>> start Information given

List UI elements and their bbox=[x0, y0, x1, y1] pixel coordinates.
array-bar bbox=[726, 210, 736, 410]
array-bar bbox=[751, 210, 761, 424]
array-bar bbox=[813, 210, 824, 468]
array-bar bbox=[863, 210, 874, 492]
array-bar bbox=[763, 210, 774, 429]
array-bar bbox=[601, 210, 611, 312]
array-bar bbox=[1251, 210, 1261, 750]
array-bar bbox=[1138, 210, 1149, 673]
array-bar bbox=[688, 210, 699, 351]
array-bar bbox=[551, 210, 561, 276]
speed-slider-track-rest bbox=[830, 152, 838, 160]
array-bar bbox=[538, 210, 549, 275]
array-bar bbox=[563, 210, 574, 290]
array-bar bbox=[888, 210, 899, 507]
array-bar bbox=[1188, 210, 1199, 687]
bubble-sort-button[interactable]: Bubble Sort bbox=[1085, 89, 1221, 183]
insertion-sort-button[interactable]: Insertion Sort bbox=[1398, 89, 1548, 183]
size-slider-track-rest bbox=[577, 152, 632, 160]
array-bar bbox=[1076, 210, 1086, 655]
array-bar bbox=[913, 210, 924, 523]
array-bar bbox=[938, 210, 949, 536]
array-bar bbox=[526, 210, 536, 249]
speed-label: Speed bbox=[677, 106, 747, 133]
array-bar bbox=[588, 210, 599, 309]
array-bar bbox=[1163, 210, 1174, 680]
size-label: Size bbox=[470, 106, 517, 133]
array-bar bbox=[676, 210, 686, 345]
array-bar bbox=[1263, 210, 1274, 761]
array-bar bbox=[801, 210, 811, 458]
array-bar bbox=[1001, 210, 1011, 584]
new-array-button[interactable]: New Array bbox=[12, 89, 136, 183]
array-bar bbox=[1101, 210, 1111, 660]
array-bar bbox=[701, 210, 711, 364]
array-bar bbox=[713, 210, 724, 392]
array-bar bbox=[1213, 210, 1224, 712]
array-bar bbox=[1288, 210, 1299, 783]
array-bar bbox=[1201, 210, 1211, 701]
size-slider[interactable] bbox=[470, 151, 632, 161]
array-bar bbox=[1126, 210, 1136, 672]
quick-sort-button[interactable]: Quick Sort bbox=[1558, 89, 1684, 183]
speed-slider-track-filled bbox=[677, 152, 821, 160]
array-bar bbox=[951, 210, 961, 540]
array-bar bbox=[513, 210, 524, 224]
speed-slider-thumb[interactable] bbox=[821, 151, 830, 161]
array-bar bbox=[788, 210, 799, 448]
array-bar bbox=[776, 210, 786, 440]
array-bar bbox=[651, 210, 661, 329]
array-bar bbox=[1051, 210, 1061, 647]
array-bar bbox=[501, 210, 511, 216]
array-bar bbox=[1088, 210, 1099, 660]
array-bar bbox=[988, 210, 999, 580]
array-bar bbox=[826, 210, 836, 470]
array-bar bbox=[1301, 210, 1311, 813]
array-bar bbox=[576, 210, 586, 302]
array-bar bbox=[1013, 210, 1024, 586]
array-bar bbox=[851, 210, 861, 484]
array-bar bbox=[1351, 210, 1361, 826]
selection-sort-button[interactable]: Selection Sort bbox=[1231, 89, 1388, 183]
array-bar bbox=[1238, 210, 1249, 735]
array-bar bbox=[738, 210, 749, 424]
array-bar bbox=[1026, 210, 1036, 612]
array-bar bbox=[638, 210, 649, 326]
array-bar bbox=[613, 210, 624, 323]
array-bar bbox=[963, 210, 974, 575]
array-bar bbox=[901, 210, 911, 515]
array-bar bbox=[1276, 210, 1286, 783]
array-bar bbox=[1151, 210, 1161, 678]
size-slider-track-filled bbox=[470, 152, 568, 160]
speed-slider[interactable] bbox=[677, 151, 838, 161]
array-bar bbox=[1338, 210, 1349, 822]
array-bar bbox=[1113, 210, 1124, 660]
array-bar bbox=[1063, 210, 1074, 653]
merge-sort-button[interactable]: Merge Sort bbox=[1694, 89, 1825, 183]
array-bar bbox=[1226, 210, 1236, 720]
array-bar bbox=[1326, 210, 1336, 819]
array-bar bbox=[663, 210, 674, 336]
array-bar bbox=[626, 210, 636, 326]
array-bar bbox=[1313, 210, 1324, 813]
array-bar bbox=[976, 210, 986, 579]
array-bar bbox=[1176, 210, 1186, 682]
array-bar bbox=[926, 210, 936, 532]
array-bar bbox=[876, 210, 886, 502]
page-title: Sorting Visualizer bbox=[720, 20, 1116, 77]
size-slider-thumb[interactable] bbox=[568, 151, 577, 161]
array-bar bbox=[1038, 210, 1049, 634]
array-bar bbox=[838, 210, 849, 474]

>> end Information given

What you need to do: Retype every line of the records above without any changes.

Expected output:
List UI elements and their bbox=[x0, y0, x1, y1] pixel coordinates.
array-bar bbox=[726, 210, 736, 410]
array-bar bbox=[751, 210, 761, 424]
array-bar bbox=[813, 210, 824, 468]
array-bar bbox=[863, 210, 874, 492]
array-bar bbox=[763, 210, 774, 429]
array-bar bbox=[601, 210, 611, 312]
array-bar bbox=[1251, 210, 1261, 750]
array-bar bbox=[1138, 210, 1149, 673]
array-bar bbox=[688, 210, 699, 351]
array-bar bbox=[551, 210, 561, 276]
speed-slider-track-rest bbox=[830, 152, 838, 160]
array-bar bbox=[538, 210, 549, 275]
array-bar bbox=[563, 210, 574, 290]
array-bar bbox=[888, 210, 899, 507]
array-bar bbox=[1188, 210, 1199, 687]
bubble-sort-button[interactable]: Bubble Sort bbox=[1085, 89, 1221, 183]
insertion-sort-button[interactable]: Insertion Sort bbox=[1398, 89, 1548, 183]
size-slider-track-rest bbox=[577, 152, 632, 160]
array-bar bbox=[1076, 210, 1086, 655]
array-bar bbox=[913, 210, 924, 523]
array-bar bbox=[938, 210, 949, 536]
array-bar bbox=[526, 210, 536, 249]
speed-label: Speed bbox=[677, 106, 747, 133]
array-bar bbox=[588, 210, 599, 309]
array-bar bbox=[1163, 210, 1174, 680]
size-label: Size bbox=[470, 106, 517, 133]
array-bar bbox=[676, 210, 686, 345]
array-bar bbox=[1263, 210, 1274, 761]
array-bar bbox=[801, 210, 811, 458]
array-bar bbox=[1001, 210, 1011, 584]
new-array-button[interactable]: New Array bbox=[12, 89, 136, 183]
array-bar bbox=[1101, 210, 1111, 660]
array-bar bbox=[701, 210, 711, 364]
array-bar bbox=[713, 210, 724, 392]
array-bar bbox=[1213, 210, 1224, 712]
array-bar bbox=[1288, 210, 1299, 783]
array-bar bbox=[1201, 210, 1211, 701]
size-slider[interactable] bbox=[470, 151, 632, 161]
array-bar bbox=[1126, 210, 1136, 672]
quick-sort-button[interactable]: Quick Sort bbox=[1558, 89, 1684, 183]
speed-slider-track-filled bbox=[677, 152, 821, 160]
array-bar bbox=[951, 210, 961, 540]
array-bar bbox=[513, 210, 524, 224]
speed-slider-thumb[interactable] bbox=[821, 151, 830, 161]
array-bar bbox=[788, 210, 799, 448]
array-bar bbox=[776, 210, 786, 440]
array-bar bbox=[651, 210, 661, 329]
array-bar bbox=[1051, 210, 1061, 647]
array-bar bbox=[501, 210, 511, 216]
array-bar bbox=[1088, 210, 1099, 660]
array-bar bbox=[988, 210, 999, 580]
array-bar bbox=[826, 210, 836, 470]
array-bar bbox=[1301, 210, 1311, 813]
array-bar bbox=[576, 210, 586, 302]
array-bar bbox=[1013, 210, 1024, 586]
array-bar bbox=[851, 210, 861, 484]
array-bar bbox=[1351, 210, 1361, 826]
selection-sort-button[interactable]: Selection Sort bbox=[1231, 89, 1388, 183]
array-bar bbox=[1238, 210, 1249, 735]
array-bar bbox=[738, 210, 749, 424]
array-bar bbox=[1026, 210, 1036, 612]
array-bar bbox=[638, 210, 649, 326]
array-bar bbox=[613, 210, 624, 323]
array-bar bbox=[963, 210, 974, 575]
array-bar bbox=[901, 210, 911, 515]
array-bar bbox=[1276, 210, 1286, 783]
array-bar bbox=[1151, 210, 1161, 678]
size-slider-track-filled bbox=[470, 152, 568, 160]
speed-slider[interactable] bbox=[677, 151, 838, 161]
array-bar bbox=[1338, 210, 1349, 822]
array-bar bbox=[1113, 210, 1124, 660]
array-bar bbox=[1063, 210, 1074, 653]
merge-sort-button[interactable]: Merge Sort bbox=[1694, 89, 1825, 183]
array-bar bbox=[1226, 210, 1236, 720]
array-bar bbox=[1326, 210, 1336, 819]
array-bar bbox=[663, 210, 674, 336]
array-bar bbox=[626, 210, 636, 326]
array-bar bbox=[1313, 210, 1324, 813]
array-bar bbox=[976, 210, 986, 579]
array-bar bbox=[1176, 210, 1186, 682]
array-bar bbox=[926, 210, 936, 532]
array-bar bbox=[876, 210, 886, 502]
page-title: Sorting Visualizer bbox=[720, 20, 1116, 77]
size-slider-thumb[interactable] bbox=[568, 151, 577, 161]
array-bar bbox=[1038, 210, 1049, 634]
array-bar bbox=[838, 210, 849, 474]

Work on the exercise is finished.